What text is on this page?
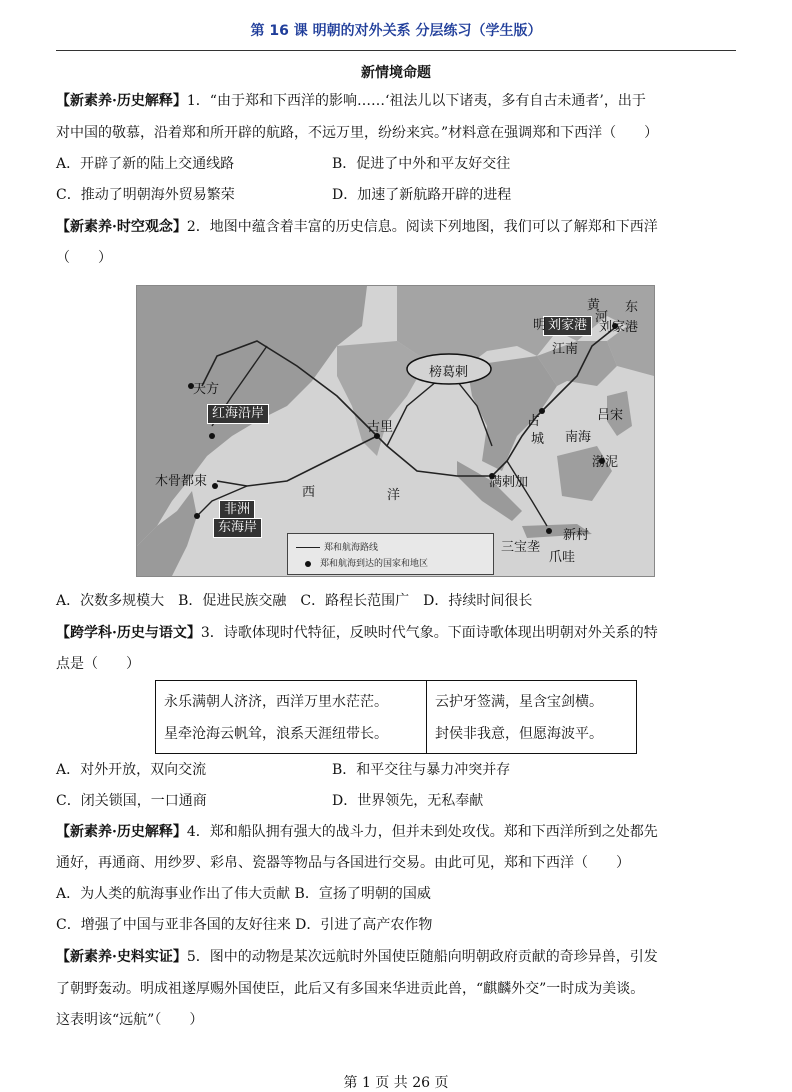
第 16 课 明朝的对外关系 分层练习（学生版）
新情境命题
【新素养·历史解释】1．“由于郑和下西洋的影响……‘祖法儿以下诸夷，多有自古未通者’，出于
对中国的敬慕，沿着郑和所开辟的航路，不远万里，纷纷来宾。”材料意在强调郑和下西洋（　　）
A．开辟了新的陆上交通线路	B．促进了中外和平友好交往
C．推动了明朝海外贸易繁荣	D．加速了新航路开辟的进程
【新素养·时空观念】2．地图中蕴含着丰富的历史信息。阅读下列地图，我们可以了解郑和下西洋
（　　）
天方
红海沿岸
木骨都束
非洲
东海岸
古里
西	洋
榜葛剌
刘家港 刘家港
明
黄
河
东
江南
占
城
吕宋
南海
渤泥
满剌加
三宝垄
新村
爪哇
郑和航海路线
郑和航海到达的国家和地区
A．次数多规模大　B．促进民族交融　C．路程长范围广　D．持续时间很长
【跨学科·历史与语文】3．诗歌体现时代特征，反映时代气象。下面诗歌体现出明朝对外关系的特
点是（　　）
永乐满朝人济济，西洋万里水茫茫。
星牵沧海云帆耸，浪系天涯纽带长。
云护牙签满，星含宝剑横。
封侯非我意，但愿海波平。
A．对外开放，双向交流	B．和平交往与暴力冲突并存
C．闭关锁国，一口通商	D．世界领先，无私奉献
【新素养·历史解释】4．郑和船队拥有强大的战斗力，但并未到处攻伐。郑和下西洋所到之处都先
通好，再通商、用纱罗、彩帛、瓷器等物品与各国进行交易。由此可见，郑和下西洋（　　）
A．为人类的航海事业作出了伟大贡献 B．宣扬了明朝的国威
C．增强了中国与亚非各国的友好往来 D．引进了高产农作物
【新素养·史料实证】5．图中的动物是某次远航时外国使臣随船向明朝政府贡献的奇珍异兽，引发
了朝野轰动。明成祖遂厚赐外国使臣，此后又有多国来华进贡此兽，“麒麟外交”一时成为美谈。
这表明该“远航”（　　）
第 1 页 共 26 页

###

◆ Stated goal: Restate every record exactly, please; do not copy the pictures.

◆ Response:
What text is on this page?
第 16 课 明朝的对外关系 分层练习（学生版）
新情境命题
【新素养·历史解释】1．“由于郑和下西洋的影响……‘祖法儿以下诸夷，多有自古未通者’，出于
对中国的敬慕，沿着郑和所开辟的航路，不远万里，纷纷来宾。”材料意在强调郑和下西洋（　　）
A．开辟了新的陆上交通线路	B．促进了中外和平友好交往
C．推动了明朝海外贸易繁荣	D．加速了新航路开辟的进程
【新素养·时空观念】2．地图中蕴含着丰富的历史信息。阅读下列地图，我们可以了解郑和下西洋
（　　）
天方
红海沿岸
木骨都束
非洲
东海岸
古里
西	洋
榜葛剌
刘家港 刘家港
明
黄
河
东
江南
占
城
吕宋
南海
渤泥
满剌加
三宝垄
新村
爪哇
郑和航海路线
郑和航海到达的国家和地区
A．次数多规模大　B．促进民族交融　C．路程长范围广　D．持续时间很长
【跨学科·历史与语文】3．诗歌体现时代特征，反映时代气象。下面诗歌体现出明朝对外关系的特
点是（　　）
永乐满朝人济济，西洋万里水茫茫。
星牵沧海云帆耸，浪系天涯纽带长。
云护牙签满，星含宝剑横。
封侯非我意，但愿海波平。
A．对外开放，双向交流	B．和平交往与暴力冲突并存
C．闭关锁国，一口通商	D．世界领先，无私奉献
【新素养·历史解释】4．郑和船队拥有强大的战斗力，但并未到处攻伐。郑和下西洋所到之处都先
通好，再通商、用纱罗、彩帛、瓷器等物品与各国进行交易。由此可见，郑和下西洋（　　）
A．为人类的航海事业作出了伟大贡献 B．宣扬了明朝的国威
C．增强了中国与亚非各国的友好往来 D．引进了高产农作物
【新素养·史料实证】5．图中的动物是某次远航时外国使臣随船向明朝政府贡献的奇珍异兽，引发
了朝野轰动。明成祖遂厚赐外国使臣，此后又有多国来华进贡此兽，“麒麟外交”一时成为美谈。
这表明该“远航”（　　）
第 1 页 共 26 页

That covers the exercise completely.